AIM OF THE TASK: Collect all lines containing the word "Colletotrichum" from the data.

WORKING DATA:
━━━

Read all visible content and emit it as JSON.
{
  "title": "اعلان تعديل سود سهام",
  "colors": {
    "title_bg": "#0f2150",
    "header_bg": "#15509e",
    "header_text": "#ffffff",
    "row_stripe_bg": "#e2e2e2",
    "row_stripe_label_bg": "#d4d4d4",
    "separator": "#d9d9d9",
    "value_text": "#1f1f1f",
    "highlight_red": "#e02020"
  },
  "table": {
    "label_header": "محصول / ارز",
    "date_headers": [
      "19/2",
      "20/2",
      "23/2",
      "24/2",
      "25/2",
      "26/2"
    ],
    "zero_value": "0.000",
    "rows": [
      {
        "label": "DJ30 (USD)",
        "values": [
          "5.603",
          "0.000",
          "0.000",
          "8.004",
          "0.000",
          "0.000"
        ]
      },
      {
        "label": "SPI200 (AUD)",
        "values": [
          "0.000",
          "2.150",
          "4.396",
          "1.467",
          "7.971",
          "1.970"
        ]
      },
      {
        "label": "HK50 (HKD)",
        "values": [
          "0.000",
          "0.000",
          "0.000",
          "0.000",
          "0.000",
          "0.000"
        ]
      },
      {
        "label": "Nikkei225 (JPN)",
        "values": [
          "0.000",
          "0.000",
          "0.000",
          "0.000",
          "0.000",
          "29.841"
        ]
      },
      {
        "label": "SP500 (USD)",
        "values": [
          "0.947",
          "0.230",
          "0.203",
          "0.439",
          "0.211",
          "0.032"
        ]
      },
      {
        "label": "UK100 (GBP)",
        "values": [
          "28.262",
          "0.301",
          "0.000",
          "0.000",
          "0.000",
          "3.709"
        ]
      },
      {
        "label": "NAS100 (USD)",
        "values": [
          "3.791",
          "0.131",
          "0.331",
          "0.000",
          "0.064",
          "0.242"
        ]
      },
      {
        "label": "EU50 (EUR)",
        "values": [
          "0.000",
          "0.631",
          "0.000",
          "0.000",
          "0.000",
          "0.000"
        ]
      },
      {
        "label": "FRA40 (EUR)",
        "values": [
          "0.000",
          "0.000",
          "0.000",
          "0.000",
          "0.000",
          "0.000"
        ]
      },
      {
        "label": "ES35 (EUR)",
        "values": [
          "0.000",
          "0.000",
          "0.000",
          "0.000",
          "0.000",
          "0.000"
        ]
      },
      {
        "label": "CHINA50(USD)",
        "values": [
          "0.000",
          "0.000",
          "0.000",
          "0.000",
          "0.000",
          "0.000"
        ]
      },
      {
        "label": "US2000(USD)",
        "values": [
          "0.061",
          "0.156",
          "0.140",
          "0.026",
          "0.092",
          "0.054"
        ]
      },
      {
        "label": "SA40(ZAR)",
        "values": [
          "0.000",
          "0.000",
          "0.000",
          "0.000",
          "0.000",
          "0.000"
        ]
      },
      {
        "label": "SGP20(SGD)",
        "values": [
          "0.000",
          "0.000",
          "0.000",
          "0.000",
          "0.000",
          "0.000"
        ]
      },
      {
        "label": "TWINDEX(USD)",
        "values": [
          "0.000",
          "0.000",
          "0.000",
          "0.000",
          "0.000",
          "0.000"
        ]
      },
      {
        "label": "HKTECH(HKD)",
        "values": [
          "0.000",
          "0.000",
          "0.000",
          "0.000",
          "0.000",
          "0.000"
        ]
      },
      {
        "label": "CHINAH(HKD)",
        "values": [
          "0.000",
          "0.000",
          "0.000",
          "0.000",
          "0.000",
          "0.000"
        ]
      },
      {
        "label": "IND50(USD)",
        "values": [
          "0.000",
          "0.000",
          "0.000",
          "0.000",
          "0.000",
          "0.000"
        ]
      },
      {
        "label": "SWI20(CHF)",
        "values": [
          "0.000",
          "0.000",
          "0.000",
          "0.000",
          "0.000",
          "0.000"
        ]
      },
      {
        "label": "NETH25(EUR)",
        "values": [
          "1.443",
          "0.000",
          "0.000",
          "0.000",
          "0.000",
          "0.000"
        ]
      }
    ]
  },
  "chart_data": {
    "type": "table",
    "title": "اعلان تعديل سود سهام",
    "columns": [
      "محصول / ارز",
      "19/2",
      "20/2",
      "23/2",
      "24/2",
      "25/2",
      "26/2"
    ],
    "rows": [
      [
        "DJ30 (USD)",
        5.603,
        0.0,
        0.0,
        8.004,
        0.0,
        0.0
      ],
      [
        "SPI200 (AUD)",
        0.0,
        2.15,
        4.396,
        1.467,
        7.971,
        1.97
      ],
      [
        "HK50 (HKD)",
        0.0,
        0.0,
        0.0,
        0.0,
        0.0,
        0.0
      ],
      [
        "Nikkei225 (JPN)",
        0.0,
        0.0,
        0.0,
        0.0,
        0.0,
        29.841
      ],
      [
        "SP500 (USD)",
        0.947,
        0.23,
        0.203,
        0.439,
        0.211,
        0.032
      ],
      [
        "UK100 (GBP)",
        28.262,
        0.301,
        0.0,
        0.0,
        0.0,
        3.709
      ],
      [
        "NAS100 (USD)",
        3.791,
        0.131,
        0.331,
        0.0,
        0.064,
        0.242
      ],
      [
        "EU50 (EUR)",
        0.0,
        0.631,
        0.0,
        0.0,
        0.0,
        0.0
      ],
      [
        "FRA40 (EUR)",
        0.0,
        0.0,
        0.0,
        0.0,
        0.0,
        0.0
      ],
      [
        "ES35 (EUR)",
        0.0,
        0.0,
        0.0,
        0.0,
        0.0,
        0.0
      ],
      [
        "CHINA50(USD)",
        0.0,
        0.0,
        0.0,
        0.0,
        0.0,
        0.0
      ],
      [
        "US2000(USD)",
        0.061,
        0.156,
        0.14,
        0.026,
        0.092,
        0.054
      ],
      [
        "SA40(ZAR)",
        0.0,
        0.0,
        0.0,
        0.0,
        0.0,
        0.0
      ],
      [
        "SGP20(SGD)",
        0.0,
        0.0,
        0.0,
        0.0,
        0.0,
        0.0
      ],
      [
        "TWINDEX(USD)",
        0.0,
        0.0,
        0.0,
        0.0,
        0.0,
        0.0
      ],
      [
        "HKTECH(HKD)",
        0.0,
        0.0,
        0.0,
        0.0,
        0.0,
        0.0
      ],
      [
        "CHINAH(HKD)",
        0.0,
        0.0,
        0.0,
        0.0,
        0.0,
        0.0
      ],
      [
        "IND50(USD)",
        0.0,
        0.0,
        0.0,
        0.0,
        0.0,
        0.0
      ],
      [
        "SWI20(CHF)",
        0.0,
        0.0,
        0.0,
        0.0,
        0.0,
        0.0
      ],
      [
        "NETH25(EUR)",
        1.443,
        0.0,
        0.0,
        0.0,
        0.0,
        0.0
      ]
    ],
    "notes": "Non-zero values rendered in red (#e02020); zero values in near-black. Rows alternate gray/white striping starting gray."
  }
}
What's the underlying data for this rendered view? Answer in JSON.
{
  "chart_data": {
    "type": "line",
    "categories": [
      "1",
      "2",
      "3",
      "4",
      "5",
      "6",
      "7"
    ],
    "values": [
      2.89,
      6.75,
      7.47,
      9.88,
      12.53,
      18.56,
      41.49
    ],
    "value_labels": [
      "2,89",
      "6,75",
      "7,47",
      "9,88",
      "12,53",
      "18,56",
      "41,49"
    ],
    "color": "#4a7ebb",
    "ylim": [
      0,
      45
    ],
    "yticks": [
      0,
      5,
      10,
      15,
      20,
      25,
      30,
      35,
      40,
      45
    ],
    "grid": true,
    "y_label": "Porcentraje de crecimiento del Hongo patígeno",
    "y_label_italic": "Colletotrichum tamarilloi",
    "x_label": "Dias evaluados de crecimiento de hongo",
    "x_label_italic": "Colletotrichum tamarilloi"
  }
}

━━━

RIGHT ANSWER:
    "y_label_italic": "Colletotrichum tamarilloi",
    "x_label_italic": "Colletotrichum tamarilloi"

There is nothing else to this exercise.